READING TEXT:
Syllabus info

What class is this? CSci 133 (123 is a prereq.)

Who am I? Andrew Clifton, “Andy” or “Mr. Clifton” or “Prof. Clifton” are all fine.

What is this class about? If 123 gave you the tools to get started, 133 is about the tools themselves: how do they work, how were they built, how can we build new ones ourselves? So some of the things that you just used in 123, we’re actually going to build from scratch ourselves, to help understand how they work.

Grading

This course uses specifications grading a point-less (ha!) grading system where your final grade is based on proving to me that you’ve mastered the material in the course. Fortunately for you, this is fairly simple: this class is divided into 8 “modules”. Each module has an assignment and a section on the midterms. To pass an assignment, you must pass its assignment and section. (Note that later midterms include all the sections from previous ones, so if you fail a section on a midterm, you can just try again on the next one. There is no penalty for failing a section as long as you later pass it.) There are three midterms and the final, but the final is basically just the fourth midterm, so each test effectively adds the two most recent modules.

Depending on how things turn out, I might apply an adjustment at the end of the semester to keep things fair (e.g., drop the requirement for an A to 7/8 if no one gets all 8) but you shouldn’t count on that.

I’ll be posting your grades to Canvas, but it will basically just be 0/1 for each module. 1 indicating that you’ve passed it at some point.

Assignments are graded pass/fail, but you can resubmit failed assignments as many times as you like. Because each assignment includes automated tests telling you whether or not it passes, there’s really no point in submitting an assignment that you know will fail.

I probably shouldn’t point this out, but note that if you’re only aiming for a C, you could technically stop coming to class after you’ve completed your 5 modules and your grade won’t suffer at all.

The Personal Software Process

The PSP is a software development “exercise” (think pushups) to help you get some sick gainz in your software development skills. Essentially, it requires you to make estimates, before you begin coding, as to how many lines of code, how much time, how many bugs, etc. you think you will produce. Then, while you are programming you keep detailed records for all those categories. When you’re done, you compare your estimates with your real-world performance.

I wouldn’t suggest doing the PSP on the first assignment, as you’re likely to mess something up and have to resubmit. The upside is that the PSP forces you to pay attention to details, so you’re more likely to catch your own mistakes.

Note that the PSP is something you have to do at the same time as the assignment. You can’t do the assignment and then fill it out afterwards; you’ll get bad data because you’ll have forgotten about all the little bugs you fixed, and how much time you spent fixing them.

WORK INSTRUCTIONS: According to the syllabus, how many modules is the class divided into? Please answer briefly. Rely solely on the syllabus for your answer.

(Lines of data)
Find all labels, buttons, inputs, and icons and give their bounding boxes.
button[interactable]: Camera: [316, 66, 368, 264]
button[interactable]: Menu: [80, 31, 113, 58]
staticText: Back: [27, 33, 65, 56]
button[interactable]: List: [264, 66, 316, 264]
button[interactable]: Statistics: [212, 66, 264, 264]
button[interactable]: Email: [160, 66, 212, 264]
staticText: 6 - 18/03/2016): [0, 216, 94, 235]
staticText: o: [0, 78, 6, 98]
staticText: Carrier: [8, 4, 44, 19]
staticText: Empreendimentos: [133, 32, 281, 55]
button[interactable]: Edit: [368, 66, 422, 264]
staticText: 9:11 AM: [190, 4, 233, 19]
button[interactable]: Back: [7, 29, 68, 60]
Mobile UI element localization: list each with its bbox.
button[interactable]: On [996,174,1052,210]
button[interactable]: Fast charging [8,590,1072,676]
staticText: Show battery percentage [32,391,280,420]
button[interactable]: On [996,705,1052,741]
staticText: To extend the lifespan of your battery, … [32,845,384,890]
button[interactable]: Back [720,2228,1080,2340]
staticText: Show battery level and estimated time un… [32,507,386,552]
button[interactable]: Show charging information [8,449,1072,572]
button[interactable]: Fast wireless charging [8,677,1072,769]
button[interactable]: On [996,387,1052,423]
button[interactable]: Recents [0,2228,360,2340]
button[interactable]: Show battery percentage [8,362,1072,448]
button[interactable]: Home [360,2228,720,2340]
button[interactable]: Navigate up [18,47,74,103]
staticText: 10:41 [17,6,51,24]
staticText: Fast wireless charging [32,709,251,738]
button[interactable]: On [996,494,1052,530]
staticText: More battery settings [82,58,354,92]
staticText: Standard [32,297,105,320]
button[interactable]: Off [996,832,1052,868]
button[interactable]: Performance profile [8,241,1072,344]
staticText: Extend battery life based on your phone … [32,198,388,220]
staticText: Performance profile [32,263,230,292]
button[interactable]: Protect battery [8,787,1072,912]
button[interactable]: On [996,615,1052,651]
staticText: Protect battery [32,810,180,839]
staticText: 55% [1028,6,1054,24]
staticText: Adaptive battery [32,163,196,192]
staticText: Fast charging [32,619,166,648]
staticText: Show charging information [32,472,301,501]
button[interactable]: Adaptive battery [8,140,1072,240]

THE SOLUTION: Eight modules.